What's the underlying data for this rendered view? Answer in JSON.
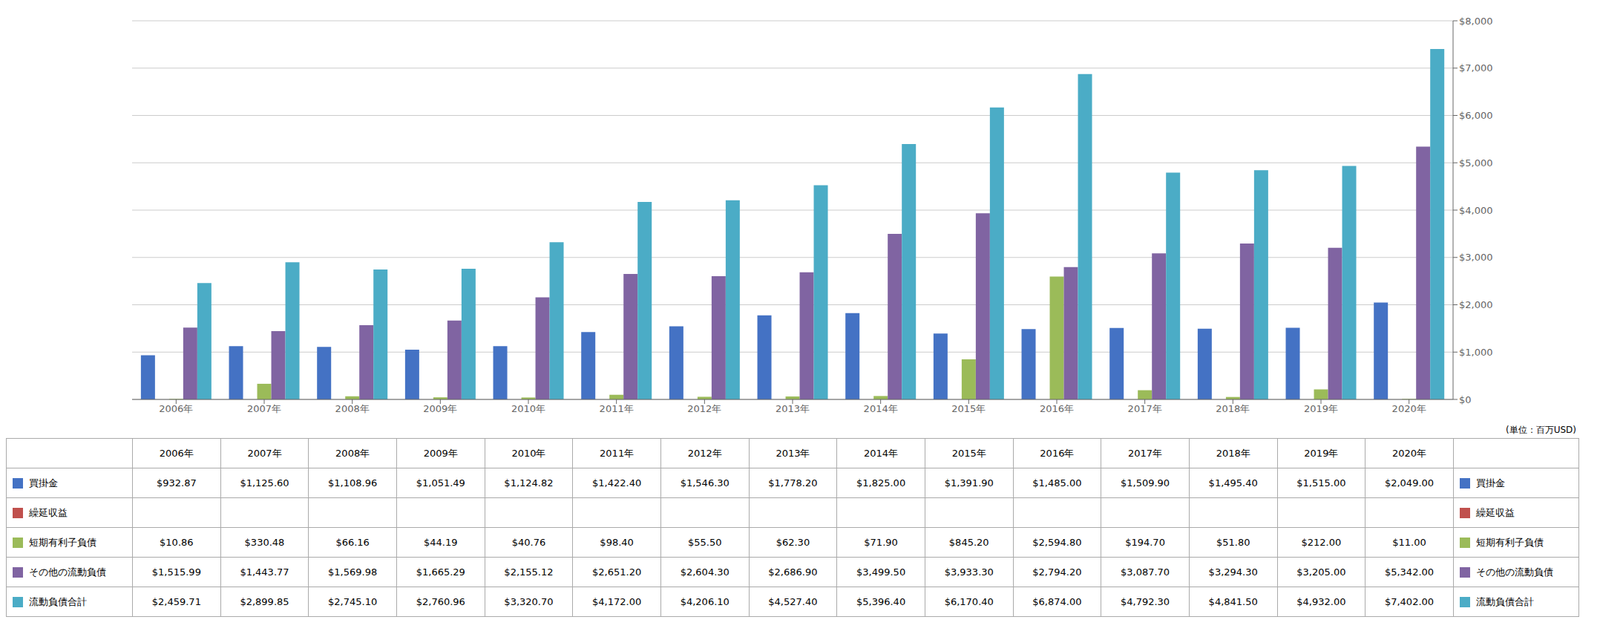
{
  "chart_data": {
    "type": "bar",
    "categories": [
      "2006年",
      "2007年",
      "2008年",
      "2009年",
      "2010年",
      "2011年",
      "2012年",
      "2013年",
      "2014年",
      "2015年",
      "2016年",
      "2017年",
      "2018年",
      "2019年",
      "2020年"
    ],
    "series": [
      {
        "name": "買掛金",
        "color": "#4472C4",
        "values": [
          932.87,
          1125.6,
          1108.96,
          1051.49,
          1124.82,
          1422.4,
          1546.3,
          1778.2,
          1825.0,
          1391.9,
          1485.0,
          1509.9,
          1495.4,
          1515.0,
          2049.0
        ],
        "value_labels": [
          "$932.87",
          "$1,125.60",
          "$1,108.96",
          "$1,051.49",
          "$1,124.82",
          "$1,422.40",
          "$1,546.30",
          "$1,778.20",
          "$1,825.00",
          "$1,391.90",
          "$1,485.00",
          "$1,509.90",
          "$1,495.40",
          "$1,515.00",
          "$2,049.00"
        ]
      },
      {
        "name": "繰延収益",
        "color": "#C0504D",
        "values": [
          0,
          0,
          0,
          0,
          0,
          0,
          0,
          0,
          0,
          0,
          0,
          0,
          0,
          0,
          0
        ]
      },
      {
        "name": "短期有利子負債",
        "color": "#9BBB59",
        "values": [
          10.86,
          330.48,
          66.16,
          44.19,
          40.76,
          98.4,
          55.5,
          62.3,
          71.9,
          845.2,
          2594.8,
          194.7,
          51.8,
          212.0,
          11.0
        ],
        "value_labels": [
          "$10.86",
          "$330.48",
          "$66.16",
          "$44.19",
          "$40.76",
          "$98.40",
          "$55.50",
          "$62.30",
          "$71.90",
          "$845.20",
          "$2,594.80",
          "$194.70",
          "$51.80",
          "$212.00",
          "$11.00"
        ]
      },
      {
        "name": "その他の流動負債",
        "color": "#8064A2",
        "values": [
          1515.99,
          1443.77,
          1569.98,
          1665.29,
          2155.12,
          2651.2,
          2604.3,
          2686.9,
          3499.5,
          3933.3,
          2794.2,
          3087.7,
          3294.3,
          3205.0,
          5342.0
        ],
        "value_labels": [
          "$1,515.99",
          "$1,443.77",
          "$1,569.98",
          "$1,665.29",
          "$2,155.12",
          "$2,651.20",
          "$2,604.30",
          "$2,686.90",
          "$3,499.50",
          "$3,933.30",
          "$2,794.20",
          "$3,087.70",
          "$3,294.30",
          "$3,205.00",
          "$5,342.00"
        ]
      },
      {
        "name": "流動負債合計",
        "color": "#4BACC6",
        "values": [
          2459.71,
          2899.85,
          2745.1,
          2760.96,
          3320.7,
          4172.0,
          4206.1,
          4527.4,
          5396.4,
          6170.4,
          6874.0,
          4792.3,
          4841.5,
          4932.0,
          7402.0
        ],
        "value_labels": [
          "$2,459.71",
          "$2,899.85",
          "$2,745.10",
          "$2,760.96",
          "$3,320.70",
          "$4,172.00",
          "$4,206.10",
          "$4,527.40",
          "$5,396.40",
          "$6,170.40",
          "$6,874.00",
          "$4,792.30",
          "$4,841.50",
          "$4,932.00",
          "$7,402.00"
        ]
      }
    ],
    "ylim": [
      0,
      8000
    ],
    "yticks": [
      {
        "value": 0,
        "label": "$0"
      },
      {
        "value": 1000,
        "label": "$1,000"
      },
      {
        "value": 2000,
        "label": "$2,000"
      },
      {
        "value": 3000,
        "label": "$3,000"
      },
      {
        "value": 4000,
        "label": "$4,000"
      },
      {
        "value": 5000,
        "label": "$5,000"
      },
      {
        "value": 6000,
        "label": "$6,000"
      },
      {
        "value": 7000,
        "label": "$7,000"
      },
      {
        "value": 8000,
        "label": "$8,000"
      }
    ],
    "grid": true,
    "annotations": [
      "(単位：百万USD)"
    ]
  }
}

» **GOAL OF THE EXERCISE**: Every line that holds the word "name" counts once; state the total number of such lines and nothing else.

» **RESPONSE FOR THIS EXERCISE**: 5